▶ _Stated exercise_: Report, copied in full, every line in the entries below that contains the word "Reports".

▶ _Data listing_:
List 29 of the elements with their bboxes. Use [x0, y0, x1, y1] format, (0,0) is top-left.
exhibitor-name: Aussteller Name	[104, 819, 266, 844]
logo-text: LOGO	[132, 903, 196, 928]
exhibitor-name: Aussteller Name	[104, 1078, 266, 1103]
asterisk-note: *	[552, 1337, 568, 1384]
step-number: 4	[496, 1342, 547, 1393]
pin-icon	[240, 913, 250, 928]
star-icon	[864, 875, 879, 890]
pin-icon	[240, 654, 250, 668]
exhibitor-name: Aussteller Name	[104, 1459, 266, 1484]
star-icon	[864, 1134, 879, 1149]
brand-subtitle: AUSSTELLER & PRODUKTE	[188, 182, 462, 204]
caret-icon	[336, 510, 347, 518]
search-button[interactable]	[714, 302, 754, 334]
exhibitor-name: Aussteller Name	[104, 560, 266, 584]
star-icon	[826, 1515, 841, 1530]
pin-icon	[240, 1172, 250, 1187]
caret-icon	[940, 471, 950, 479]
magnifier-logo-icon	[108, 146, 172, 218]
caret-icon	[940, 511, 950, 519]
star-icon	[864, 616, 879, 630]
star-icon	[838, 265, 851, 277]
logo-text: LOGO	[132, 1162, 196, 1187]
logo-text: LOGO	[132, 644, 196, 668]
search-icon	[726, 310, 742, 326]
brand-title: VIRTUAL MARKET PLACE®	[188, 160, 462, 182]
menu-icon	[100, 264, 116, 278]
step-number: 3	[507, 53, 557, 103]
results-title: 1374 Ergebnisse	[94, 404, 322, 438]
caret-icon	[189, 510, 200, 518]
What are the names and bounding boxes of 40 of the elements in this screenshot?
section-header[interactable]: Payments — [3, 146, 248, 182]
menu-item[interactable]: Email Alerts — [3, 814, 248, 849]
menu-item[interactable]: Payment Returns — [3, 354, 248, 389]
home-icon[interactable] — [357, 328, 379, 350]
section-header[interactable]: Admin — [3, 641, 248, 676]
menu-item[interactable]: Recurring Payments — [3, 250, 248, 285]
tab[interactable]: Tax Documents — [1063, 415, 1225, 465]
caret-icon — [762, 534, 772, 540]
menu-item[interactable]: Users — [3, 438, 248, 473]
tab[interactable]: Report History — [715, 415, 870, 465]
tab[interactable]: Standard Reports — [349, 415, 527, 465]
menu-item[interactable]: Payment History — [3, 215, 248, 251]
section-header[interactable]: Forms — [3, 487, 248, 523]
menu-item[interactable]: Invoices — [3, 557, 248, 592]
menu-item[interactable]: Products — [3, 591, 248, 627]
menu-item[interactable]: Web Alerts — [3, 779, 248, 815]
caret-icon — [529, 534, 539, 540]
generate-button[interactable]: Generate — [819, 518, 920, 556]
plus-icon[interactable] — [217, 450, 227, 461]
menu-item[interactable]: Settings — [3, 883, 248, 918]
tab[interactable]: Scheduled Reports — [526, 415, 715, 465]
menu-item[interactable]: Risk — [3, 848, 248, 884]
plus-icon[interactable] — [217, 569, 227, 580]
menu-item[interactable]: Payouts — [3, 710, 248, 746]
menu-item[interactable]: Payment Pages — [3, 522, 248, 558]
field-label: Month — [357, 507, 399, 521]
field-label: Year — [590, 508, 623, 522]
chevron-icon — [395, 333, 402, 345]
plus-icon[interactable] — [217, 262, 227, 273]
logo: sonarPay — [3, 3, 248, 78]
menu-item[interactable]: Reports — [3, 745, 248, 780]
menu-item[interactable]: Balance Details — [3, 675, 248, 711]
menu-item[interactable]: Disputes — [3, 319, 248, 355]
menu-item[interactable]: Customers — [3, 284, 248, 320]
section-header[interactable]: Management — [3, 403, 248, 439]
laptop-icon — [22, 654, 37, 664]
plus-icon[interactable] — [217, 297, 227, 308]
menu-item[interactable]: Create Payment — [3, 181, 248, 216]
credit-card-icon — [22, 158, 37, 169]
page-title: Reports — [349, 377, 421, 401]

▶ _Written solution_:
tab[interactable]: Standard Reports — [349, 415, 527, 465]
tab[interactable]: Scheduled Reports — [526, 415, 715, 465]
menu-item[interactable]: Reports — [3, 745, 248, 780]
page-title: Reports — [349, 377, 421, 401]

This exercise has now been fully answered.